- [Stated goal]: List every line in this data where the string "JSON" occurs.

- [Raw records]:

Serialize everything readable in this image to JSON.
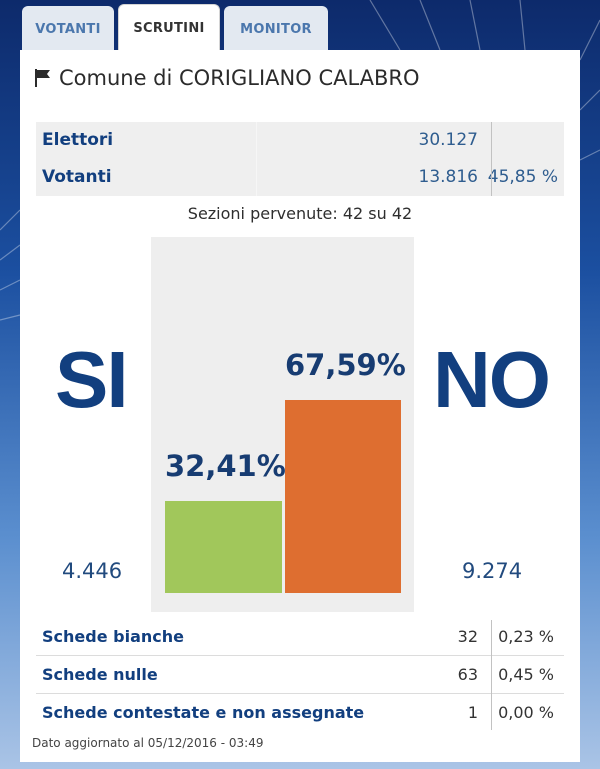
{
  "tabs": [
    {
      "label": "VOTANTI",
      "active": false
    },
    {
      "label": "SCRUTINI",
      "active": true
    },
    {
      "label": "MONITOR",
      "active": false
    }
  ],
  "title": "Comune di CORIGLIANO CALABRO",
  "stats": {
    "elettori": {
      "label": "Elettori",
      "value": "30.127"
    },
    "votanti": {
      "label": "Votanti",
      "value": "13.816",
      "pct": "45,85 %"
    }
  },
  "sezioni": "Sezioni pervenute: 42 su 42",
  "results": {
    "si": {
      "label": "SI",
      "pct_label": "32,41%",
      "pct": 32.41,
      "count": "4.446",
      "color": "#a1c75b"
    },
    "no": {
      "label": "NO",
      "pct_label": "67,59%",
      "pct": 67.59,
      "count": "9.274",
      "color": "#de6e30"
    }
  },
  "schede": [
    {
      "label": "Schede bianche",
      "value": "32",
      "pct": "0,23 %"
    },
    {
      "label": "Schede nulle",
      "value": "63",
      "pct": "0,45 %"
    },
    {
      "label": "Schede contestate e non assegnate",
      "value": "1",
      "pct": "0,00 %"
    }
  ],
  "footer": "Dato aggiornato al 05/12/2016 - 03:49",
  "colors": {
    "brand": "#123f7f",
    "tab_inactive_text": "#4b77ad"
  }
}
==
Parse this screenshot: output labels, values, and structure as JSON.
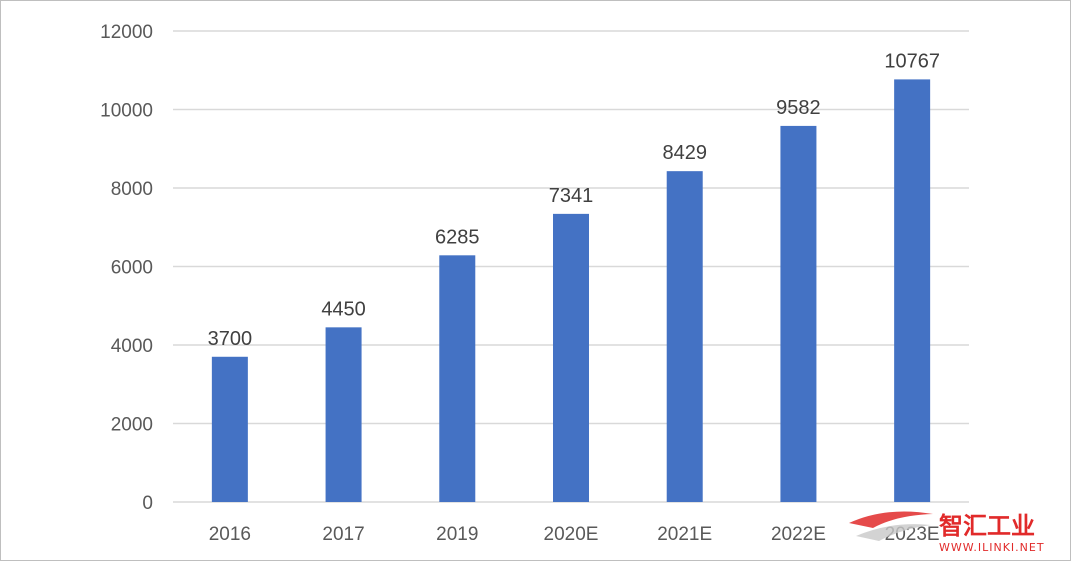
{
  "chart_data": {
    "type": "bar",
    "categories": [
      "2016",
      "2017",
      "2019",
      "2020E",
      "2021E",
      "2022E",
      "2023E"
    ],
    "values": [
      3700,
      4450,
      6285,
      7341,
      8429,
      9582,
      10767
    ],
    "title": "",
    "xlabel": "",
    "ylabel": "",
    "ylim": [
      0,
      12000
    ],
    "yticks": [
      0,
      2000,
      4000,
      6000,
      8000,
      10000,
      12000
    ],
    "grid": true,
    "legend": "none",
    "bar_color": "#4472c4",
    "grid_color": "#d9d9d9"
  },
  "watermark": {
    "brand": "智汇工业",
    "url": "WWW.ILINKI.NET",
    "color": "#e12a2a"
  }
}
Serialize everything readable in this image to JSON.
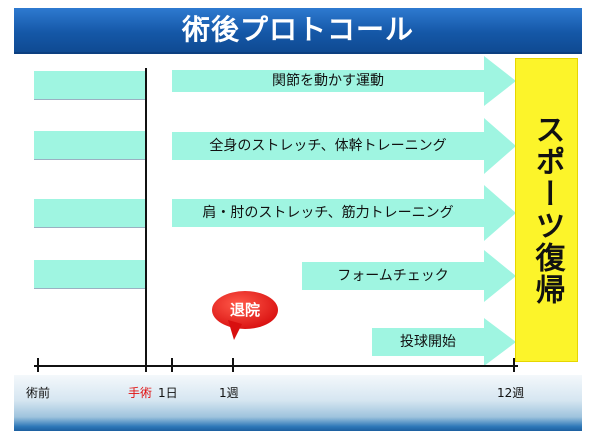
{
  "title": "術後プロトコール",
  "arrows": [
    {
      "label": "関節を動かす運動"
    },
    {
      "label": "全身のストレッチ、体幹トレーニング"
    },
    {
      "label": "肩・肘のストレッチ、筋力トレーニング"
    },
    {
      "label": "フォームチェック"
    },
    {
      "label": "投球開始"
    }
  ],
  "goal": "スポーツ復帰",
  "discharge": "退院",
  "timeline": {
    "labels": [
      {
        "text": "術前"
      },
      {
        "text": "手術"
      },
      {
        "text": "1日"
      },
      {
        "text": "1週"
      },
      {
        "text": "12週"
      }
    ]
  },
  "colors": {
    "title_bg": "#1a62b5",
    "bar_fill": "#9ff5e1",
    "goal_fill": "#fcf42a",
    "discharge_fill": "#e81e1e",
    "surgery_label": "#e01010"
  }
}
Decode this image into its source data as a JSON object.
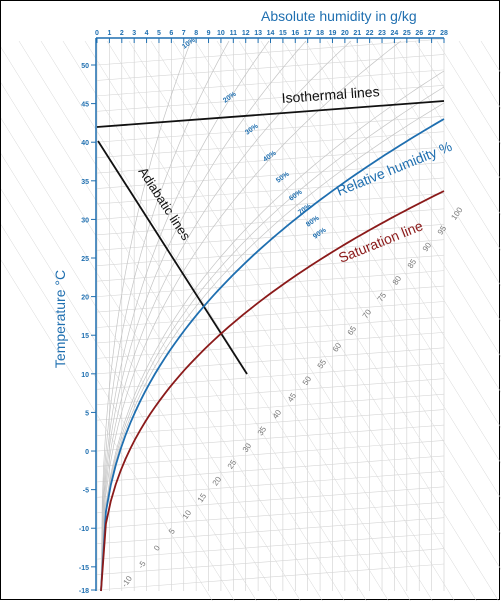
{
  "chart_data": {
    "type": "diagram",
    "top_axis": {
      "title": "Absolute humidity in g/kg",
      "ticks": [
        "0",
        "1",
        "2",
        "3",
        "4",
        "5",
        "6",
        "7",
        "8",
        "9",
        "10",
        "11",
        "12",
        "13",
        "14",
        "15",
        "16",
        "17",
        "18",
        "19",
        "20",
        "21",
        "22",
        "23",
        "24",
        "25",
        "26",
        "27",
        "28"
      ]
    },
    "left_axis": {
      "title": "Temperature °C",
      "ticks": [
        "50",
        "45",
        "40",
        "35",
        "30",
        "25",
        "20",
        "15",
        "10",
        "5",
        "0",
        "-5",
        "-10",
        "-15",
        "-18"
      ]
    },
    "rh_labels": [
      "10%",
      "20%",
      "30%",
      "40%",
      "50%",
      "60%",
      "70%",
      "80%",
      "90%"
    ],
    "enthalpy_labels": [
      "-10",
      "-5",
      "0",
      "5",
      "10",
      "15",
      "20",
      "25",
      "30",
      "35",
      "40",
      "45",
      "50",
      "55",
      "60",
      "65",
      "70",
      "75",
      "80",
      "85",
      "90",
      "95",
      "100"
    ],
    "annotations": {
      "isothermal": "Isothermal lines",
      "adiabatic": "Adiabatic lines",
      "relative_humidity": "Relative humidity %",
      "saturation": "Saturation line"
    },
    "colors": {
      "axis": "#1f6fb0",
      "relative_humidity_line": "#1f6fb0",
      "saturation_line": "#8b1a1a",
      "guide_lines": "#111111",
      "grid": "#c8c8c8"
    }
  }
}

- [The response]:
Serialize everything readable in this image to JSON.
Parse this screenshot: output labels, values, and structure as JSON.
Serialize everything readable in this image to JSON.
Decode this image into its source data as a JSON object.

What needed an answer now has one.